* _What needs to be done_
Repeat each record below exactly, dropping the pictures.

* _Input material_
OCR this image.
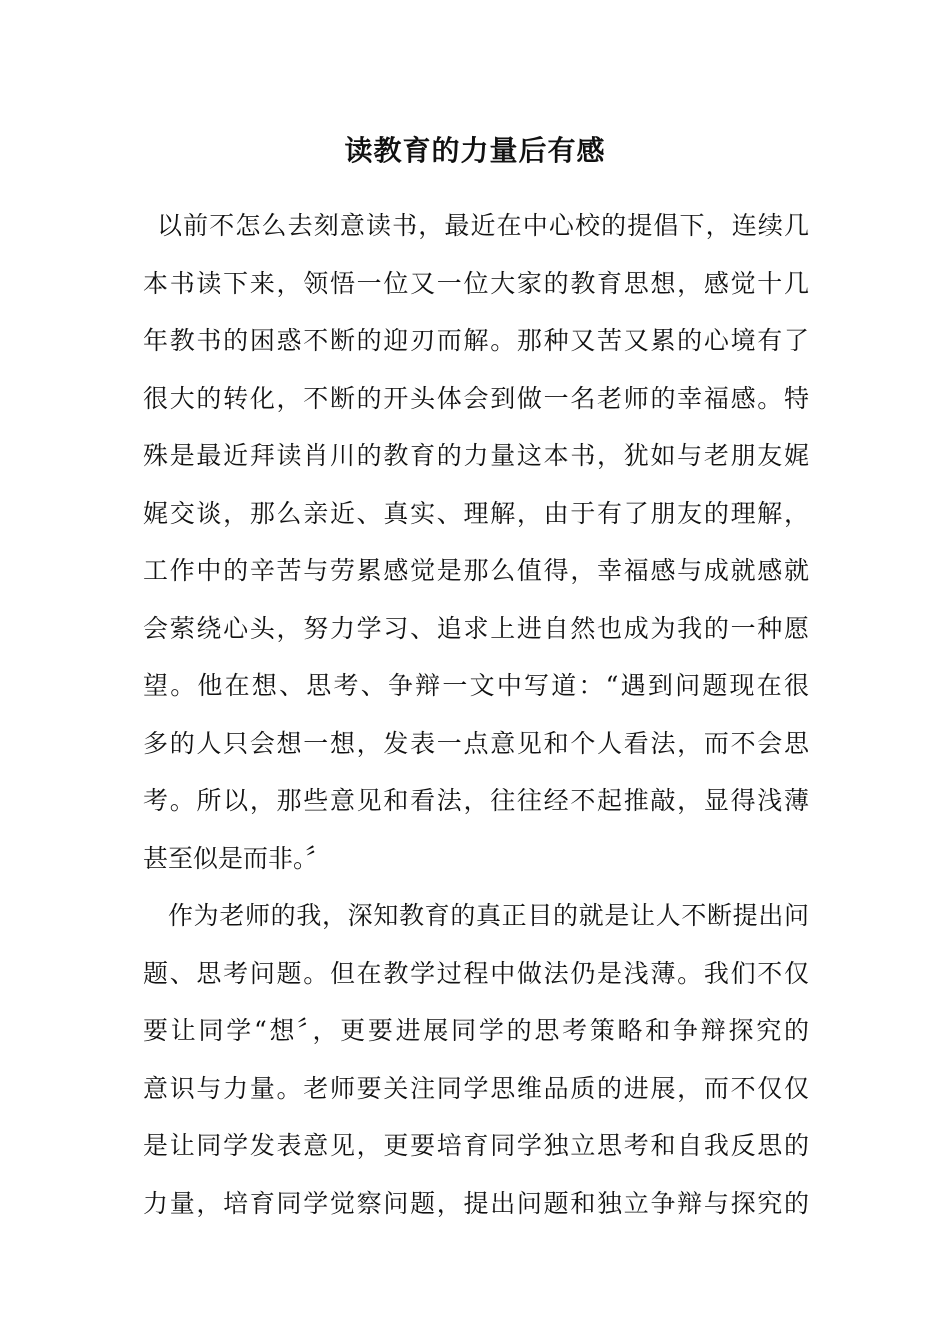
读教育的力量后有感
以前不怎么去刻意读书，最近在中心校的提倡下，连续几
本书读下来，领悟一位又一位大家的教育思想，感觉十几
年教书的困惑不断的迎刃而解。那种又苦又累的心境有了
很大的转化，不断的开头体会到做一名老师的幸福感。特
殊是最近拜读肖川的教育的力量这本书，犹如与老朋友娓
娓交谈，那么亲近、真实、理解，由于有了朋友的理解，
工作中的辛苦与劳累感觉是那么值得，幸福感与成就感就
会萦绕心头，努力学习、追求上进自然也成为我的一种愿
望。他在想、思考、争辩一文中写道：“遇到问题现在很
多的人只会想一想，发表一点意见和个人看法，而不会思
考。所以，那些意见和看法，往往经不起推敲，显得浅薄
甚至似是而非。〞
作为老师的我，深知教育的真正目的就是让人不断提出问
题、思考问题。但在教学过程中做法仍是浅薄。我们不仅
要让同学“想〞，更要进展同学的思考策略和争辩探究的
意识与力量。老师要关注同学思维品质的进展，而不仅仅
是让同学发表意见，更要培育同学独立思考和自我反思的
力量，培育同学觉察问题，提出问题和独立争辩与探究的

* _Answer below_
OCR this image.
读教育的力量后有感
以前不怎么去刻意读书，最近在中心校的提倡下，连续几
本书读下来，领悟一位又一位大家的教育思想，感觉十几
年教书的困惑不断的迎刃而解。那种又苦又累的心境有了
很大的转化，不断的开头体会到做一名老师的幸福感。特
殊是最近拜读肖川的教育的力量这本书，犹如与老朋友娓
娓交谈，那么亲近、真实、理解，由于有了朋友的理解，
工作中的辛苦与劳累感觉是那么值得，幸福感与成就感就
会萦绕心头，努力学习、追求上进自然也成为我的一种愿
望。他在想、思考、争辩一文中写道：“遇到问题现在很
多的人只会想一想，发表一点意见和个人看法，而不会思
考。所以，那些意见和看法，往往经不起推敲，显得浅薄
甚至似是而非。〞
作为老师的我，深知教育的真正目的就是让人不断提出问
题、思考问题。但在教学过程中做法仍是浅薄。我们不仅
要让同学“想〞，更要进展同学的思考策略和争辩探究的
意识与力量。老师要关注同学思维品质的进展，而不仅仅
是让同学发表意见，更要培育同学独立思考和自我反思的
力量，培育同学觉察问题，提出问题和独立争辩与探究的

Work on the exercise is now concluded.